- **TASK PROMPT**
Answer with nothing but the number of lines that include the word "Prakash".

- **SOURCE MATERIAL**
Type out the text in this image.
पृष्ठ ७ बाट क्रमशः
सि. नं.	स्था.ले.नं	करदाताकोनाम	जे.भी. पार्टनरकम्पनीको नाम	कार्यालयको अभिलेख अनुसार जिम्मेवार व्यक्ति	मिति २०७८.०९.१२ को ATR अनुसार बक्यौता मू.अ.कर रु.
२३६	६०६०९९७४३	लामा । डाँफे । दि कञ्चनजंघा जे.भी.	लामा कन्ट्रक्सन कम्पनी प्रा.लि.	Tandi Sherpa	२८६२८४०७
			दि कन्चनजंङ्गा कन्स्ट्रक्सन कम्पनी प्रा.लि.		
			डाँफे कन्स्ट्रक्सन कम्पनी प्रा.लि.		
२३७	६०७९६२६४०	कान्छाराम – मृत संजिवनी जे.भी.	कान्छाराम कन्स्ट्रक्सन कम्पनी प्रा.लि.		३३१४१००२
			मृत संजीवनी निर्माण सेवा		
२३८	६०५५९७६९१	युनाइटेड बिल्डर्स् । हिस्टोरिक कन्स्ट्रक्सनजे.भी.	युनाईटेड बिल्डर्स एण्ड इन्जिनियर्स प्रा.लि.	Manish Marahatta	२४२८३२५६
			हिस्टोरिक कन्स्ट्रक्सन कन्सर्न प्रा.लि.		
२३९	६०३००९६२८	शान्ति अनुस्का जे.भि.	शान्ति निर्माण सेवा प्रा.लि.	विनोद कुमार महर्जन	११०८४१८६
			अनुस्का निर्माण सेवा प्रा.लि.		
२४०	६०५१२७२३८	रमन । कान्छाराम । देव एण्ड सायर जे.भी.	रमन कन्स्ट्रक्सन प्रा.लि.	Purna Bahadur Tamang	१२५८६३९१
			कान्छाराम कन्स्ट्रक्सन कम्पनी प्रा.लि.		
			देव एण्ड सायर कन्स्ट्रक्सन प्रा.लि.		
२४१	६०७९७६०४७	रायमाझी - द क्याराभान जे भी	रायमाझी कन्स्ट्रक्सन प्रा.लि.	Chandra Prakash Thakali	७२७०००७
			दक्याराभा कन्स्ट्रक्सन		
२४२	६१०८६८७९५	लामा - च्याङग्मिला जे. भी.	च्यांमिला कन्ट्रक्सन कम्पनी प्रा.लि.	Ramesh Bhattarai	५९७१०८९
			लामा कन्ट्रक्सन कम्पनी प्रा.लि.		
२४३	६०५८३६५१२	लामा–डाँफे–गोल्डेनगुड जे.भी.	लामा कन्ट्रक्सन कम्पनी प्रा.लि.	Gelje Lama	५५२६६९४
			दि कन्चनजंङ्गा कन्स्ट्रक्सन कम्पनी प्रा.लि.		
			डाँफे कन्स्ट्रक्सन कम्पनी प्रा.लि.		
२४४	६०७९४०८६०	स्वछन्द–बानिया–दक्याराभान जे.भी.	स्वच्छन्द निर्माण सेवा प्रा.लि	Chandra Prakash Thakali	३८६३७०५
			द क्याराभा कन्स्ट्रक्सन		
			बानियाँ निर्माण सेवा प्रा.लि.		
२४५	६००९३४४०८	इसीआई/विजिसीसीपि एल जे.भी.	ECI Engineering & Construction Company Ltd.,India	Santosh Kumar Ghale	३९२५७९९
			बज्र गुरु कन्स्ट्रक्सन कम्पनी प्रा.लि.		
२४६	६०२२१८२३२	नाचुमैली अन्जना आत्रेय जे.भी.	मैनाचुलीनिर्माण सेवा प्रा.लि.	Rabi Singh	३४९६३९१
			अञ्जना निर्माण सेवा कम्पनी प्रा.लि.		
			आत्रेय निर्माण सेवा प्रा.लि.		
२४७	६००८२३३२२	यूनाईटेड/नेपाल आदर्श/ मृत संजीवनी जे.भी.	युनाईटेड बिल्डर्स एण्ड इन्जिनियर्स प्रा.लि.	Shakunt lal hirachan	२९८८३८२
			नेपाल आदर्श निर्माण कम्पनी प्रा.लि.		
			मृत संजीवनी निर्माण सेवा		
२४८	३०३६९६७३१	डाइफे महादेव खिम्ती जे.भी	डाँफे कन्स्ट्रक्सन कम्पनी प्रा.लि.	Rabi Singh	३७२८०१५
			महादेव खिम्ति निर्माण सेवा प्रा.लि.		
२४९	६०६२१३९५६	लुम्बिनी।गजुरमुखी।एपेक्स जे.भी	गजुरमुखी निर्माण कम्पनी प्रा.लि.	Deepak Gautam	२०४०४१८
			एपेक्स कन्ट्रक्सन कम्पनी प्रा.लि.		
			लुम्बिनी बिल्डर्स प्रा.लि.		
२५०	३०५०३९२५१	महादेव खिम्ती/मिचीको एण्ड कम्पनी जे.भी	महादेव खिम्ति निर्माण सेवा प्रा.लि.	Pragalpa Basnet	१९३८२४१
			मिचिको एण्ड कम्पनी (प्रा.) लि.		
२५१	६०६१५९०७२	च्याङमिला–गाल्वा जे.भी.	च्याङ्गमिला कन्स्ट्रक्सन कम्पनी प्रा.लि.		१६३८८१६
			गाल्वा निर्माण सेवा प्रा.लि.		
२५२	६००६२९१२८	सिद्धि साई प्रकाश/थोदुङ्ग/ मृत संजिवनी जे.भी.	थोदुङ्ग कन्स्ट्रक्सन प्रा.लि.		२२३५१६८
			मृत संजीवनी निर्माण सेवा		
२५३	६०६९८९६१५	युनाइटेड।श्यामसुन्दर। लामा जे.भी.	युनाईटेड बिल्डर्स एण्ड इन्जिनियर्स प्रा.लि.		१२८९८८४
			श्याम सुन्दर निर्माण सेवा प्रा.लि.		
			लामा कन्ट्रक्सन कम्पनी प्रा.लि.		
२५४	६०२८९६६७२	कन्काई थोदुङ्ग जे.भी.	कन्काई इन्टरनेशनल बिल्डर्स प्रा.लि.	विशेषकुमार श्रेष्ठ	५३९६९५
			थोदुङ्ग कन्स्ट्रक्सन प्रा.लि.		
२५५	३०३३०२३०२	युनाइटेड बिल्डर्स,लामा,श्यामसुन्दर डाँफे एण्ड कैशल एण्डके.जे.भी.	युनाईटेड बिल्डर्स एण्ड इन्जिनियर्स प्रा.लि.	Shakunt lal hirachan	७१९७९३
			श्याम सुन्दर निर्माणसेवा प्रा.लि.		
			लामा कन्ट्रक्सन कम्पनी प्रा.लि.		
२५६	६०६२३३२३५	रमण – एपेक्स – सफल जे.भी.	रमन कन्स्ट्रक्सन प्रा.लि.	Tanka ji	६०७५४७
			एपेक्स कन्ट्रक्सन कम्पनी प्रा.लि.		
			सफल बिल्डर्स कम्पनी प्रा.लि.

- **FINISHED EXERCISE**
2